What you will do:
Reply only with how many lines contain the word "name".
>> begin
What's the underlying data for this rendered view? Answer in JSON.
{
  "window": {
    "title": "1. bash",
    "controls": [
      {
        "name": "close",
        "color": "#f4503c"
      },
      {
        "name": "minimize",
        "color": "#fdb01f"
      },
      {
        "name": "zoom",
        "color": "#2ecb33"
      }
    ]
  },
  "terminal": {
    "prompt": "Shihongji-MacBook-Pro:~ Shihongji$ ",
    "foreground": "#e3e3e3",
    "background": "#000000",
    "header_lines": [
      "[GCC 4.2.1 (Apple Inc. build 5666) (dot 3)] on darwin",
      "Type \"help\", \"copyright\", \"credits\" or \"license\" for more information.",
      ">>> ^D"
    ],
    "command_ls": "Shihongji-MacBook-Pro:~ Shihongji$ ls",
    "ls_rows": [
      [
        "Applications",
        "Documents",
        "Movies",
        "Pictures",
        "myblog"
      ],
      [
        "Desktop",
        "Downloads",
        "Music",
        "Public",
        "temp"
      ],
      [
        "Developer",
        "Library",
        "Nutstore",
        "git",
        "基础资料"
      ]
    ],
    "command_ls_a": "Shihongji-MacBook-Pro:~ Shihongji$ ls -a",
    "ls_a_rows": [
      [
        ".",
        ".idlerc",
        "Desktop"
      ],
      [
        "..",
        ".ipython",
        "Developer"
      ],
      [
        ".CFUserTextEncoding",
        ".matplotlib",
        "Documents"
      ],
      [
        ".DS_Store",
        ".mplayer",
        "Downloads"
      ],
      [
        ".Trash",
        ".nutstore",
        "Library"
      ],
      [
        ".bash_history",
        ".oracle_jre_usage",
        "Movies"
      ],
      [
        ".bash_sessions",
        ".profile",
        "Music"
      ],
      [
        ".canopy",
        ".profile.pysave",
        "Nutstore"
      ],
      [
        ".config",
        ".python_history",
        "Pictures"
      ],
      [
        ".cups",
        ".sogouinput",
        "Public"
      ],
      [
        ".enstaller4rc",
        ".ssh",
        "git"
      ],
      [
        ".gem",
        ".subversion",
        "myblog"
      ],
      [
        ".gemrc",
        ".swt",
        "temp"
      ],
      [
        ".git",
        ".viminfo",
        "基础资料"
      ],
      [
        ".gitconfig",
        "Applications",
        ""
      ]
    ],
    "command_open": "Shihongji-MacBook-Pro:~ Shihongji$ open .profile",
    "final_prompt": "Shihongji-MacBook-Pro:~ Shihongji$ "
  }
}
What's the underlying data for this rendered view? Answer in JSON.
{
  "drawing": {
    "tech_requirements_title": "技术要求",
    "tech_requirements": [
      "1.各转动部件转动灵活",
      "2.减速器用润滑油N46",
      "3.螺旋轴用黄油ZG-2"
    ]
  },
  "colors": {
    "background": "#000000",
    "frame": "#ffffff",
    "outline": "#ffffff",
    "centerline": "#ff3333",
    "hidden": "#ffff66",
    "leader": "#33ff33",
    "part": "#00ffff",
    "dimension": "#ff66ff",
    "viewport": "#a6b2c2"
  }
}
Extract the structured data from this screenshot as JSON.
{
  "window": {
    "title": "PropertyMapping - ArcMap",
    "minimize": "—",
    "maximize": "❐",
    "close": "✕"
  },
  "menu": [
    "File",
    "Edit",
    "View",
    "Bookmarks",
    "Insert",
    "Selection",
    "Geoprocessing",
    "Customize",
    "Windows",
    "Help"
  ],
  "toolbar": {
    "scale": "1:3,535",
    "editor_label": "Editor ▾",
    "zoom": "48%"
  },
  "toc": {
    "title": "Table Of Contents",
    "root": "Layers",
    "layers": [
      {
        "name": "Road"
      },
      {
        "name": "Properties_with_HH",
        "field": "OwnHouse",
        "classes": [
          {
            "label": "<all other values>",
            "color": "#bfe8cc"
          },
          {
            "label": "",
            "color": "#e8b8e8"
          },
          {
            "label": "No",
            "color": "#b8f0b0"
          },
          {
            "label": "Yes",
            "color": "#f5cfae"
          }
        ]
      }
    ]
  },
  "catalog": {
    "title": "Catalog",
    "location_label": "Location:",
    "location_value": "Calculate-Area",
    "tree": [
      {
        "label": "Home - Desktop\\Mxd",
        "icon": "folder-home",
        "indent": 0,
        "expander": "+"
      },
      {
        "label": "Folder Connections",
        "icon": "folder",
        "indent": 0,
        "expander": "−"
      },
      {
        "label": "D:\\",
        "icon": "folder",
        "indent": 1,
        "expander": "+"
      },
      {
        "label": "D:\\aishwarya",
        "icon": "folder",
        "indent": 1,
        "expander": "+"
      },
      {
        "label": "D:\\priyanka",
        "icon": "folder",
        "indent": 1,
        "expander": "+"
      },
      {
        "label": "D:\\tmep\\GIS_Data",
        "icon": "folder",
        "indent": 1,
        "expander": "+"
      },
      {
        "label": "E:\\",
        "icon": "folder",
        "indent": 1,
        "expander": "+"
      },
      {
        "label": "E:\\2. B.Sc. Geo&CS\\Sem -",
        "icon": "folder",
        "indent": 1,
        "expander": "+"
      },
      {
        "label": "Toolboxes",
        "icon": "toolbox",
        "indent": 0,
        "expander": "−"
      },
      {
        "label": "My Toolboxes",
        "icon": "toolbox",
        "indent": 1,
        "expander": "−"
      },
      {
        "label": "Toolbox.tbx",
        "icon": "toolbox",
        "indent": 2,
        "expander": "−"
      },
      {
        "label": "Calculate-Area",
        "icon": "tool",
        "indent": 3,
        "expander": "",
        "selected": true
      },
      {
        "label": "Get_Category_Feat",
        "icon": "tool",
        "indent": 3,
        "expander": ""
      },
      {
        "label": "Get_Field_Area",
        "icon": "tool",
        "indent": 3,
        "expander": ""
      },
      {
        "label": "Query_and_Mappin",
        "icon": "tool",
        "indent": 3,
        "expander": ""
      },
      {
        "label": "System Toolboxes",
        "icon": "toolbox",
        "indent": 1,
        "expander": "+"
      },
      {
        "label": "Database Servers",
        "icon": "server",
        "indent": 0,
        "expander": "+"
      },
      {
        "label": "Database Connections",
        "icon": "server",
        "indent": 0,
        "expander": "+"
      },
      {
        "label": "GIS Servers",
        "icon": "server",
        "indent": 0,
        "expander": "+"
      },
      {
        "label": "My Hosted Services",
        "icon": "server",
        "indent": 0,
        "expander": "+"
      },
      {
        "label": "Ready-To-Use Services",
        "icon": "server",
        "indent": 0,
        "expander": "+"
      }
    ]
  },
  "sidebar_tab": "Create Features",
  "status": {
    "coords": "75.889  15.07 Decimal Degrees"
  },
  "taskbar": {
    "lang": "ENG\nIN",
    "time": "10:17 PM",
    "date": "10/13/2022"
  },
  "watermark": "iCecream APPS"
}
>> end
Right answer:
5